----- PASSAGE SHOWN

I recently traveled with my 2.5 month old from BC to Ontario to visit with family who had not yet met my son, with 1 stop over in Edmonton. I traveled without a companion (unfortunately hubby had to stay behind to work) and because of the length of stay at our destination (3 months) I also had in tow, my dog (which was stowed) my cat (as my carry on) baby, diaper bag, stroller, carseat, baby carrier and a bag of luggage for each of us (which was also checked). Everyone thought I was crazy,and/or curageous for taking on such a feat. But I did. And with no obsticles if you can believe it. We had an aisle seat since I was travelling alone (which made bathroom trips easier) I brought my ergo baby carrier so I could be “hands free” since my cat was tucked under the seat and my diaper bag had to be stored overhead. only had one minimal blowout… and changing in an airplane bathroom is pretty interesting, but can be done. I was surprised at how many helping hands there were to lend a hand if needed. Although there were a few rude looks when some folks saw that I was alone, and figured they were in for a miserable flight… which wasn’t the case at all. Now, my son is almost 5 months and we are due to fly back to BC in 3 weeks… I am certainly going to take your advice on travelling earlier in the morning, window seat, and bringing toys, now that hes old enough to want them. I am a little worried though as I think hes starting to teeth and how that might affect our trip? (Any advice or insight would be appreciated ) :/ fingers are crossed that we can have as smooth a trip home as we did when we left!

Megan Dec 29 at 12:53 pm

I don’t think it’s crazy to go alone at all but being away from your new baby for three months is.

----------
----- DATA SHOWN

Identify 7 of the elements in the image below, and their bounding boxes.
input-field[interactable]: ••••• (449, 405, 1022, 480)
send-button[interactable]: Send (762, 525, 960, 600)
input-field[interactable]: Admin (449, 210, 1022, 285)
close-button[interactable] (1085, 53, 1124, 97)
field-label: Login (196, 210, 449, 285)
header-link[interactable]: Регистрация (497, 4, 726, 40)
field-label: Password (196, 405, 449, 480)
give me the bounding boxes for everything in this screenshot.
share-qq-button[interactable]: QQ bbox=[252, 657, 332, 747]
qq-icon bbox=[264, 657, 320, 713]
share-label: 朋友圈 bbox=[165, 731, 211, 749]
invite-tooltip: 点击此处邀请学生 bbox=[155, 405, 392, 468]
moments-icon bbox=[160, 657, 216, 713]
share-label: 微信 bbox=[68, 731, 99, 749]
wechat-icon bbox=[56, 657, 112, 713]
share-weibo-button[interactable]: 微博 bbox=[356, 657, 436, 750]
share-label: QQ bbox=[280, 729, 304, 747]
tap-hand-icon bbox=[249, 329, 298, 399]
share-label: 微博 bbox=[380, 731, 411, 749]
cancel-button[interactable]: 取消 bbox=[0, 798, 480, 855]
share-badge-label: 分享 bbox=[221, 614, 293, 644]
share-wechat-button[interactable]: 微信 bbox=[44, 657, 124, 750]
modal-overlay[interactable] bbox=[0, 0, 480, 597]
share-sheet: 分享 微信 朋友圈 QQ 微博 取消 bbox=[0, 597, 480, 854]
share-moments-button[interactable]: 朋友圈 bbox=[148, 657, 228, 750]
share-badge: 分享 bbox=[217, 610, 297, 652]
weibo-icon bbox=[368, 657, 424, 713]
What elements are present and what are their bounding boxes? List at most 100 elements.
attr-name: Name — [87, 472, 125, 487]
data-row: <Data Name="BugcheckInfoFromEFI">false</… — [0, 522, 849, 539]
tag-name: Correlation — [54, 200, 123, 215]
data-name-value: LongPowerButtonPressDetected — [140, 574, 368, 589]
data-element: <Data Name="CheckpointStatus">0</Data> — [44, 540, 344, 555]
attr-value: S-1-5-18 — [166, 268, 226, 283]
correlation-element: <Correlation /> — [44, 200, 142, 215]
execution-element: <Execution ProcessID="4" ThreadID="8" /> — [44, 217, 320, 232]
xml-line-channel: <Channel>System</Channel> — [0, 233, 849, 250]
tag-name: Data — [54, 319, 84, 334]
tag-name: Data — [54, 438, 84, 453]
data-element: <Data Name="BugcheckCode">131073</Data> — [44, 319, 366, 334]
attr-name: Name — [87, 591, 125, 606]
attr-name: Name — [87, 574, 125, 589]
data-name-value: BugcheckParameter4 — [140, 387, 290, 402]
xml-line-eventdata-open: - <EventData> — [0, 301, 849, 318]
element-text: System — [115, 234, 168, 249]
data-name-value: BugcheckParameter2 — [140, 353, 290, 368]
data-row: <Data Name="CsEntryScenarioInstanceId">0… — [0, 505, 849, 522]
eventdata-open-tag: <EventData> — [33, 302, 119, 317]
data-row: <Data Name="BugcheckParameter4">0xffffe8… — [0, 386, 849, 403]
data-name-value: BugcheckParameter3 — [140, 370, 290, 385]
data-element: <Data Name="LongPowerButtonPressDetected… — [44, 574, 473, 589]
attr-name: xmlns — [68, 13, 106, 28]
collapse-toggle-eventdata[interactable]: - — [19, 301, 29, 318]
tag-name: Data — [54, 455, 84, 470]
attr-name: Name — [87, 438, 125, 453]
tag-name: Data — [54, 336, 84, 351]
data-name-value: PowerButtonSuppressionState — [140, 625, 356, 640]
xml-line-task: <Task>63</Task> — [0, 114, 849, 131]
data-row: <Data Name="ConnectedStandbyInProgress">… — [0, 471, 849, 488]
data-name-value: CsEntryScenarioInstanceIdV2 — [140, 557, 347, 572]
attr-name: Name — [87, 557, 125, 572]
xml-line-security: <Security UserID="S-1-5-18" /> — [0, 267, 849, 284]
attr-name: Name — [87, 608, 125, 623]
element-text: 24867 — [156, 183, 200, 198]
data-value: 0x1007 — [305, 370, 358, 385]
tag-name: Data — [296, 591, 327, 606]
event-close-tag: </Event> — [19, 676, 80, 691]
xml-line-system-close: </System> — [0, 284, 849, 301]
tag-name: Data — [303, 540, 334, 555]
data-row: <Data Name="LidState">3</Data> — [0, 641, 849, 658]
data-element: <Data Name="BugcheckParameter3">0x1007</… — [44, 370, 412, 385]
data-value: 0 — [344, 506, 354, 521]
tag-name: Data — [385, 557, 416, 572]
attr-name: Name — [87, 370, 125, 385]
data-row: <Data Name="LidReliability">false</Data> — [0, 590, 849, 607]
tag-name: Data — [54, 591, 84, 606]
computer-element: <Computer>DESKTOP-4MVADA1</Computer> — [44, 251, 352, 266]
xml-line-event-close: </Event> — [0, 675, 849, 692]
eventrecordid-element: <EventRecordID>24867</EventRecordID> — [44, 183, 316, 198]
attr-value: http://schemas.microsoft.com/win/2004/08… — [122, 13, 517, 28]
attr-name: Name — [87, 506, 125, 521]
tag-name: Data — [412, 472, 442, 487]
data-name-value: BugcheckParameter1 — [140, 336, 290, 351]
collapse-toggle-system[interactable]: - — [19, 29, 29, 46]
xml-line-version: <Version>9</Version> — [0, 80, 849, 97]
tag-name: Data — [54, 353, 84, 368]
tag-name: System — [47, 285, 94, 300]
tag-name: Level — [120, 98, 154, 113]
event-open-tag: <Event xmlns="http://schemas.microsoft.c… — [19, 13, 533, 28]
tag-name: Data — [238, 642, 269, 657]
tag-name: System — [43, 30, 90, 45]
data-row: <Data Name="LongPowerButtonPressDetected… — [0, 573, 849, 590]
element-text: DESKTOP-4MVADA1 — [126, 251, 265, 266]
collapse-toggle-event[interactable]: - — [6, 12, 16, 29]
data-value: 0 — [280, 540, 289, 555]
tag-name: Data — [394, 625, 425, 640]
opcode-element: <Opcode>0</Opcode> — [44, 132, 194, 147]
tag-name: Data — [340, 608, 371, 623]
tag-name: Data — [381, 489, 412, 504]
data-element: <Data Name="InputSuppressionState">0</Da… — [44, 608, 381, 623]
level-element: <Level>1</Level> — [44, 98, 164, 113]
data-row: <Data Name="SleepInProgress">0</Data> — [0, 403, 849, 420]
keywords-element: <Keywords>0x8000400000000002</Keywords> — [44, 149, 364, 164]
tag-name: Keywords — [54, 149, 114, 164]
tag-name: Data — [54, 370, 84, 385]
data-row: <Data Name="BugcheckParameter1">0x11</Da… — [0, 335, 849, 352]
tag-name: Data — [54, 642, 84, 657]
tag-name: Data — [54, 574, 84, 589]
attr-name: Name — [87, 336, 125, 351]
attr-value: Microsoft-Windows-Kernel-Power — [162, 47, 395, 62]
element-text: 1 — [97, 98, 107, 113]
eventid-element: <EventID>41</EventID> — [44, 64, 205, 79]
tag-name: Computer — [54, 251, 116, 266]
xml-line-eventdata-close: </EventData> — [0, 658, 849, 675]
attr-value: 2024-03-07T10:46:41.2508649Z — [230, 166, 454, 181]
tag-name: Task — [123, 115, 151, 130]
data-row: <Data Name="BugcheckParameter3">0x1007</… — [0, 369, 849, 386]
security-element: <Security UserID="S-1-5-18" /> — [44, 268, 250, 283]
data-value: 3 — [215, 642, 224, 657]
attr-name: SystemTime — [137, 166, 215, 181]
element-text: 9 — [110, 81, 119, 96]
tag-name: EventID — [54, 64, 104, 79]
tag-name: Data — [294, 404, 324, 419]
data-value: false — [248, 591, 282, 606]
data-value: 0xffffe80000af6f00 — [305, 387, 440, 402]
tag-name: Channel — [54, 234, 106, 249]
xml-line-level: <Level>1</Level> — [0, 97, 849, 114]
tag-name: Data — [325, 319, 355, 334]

----------

- **AIM**:
Summarize the passage in two sentences. The listing has no connection to the passage.

- **RESULT**:
The writer flew alone with a 2.5-month-old son from BC to Ontario, with one stopover in Edmonton, bringing a dog, a cat, baby gear and luggage, and reports that the trip went without obstacles, helped by an aisle seat, a baby carrier and many helping hands. With the son now almost 5 months old and the flight back to BC due in 3 weeks, the writer plans to travel earlier in the morning, take a window seat and bring toys, but is a little worried about how teething might affect the trip.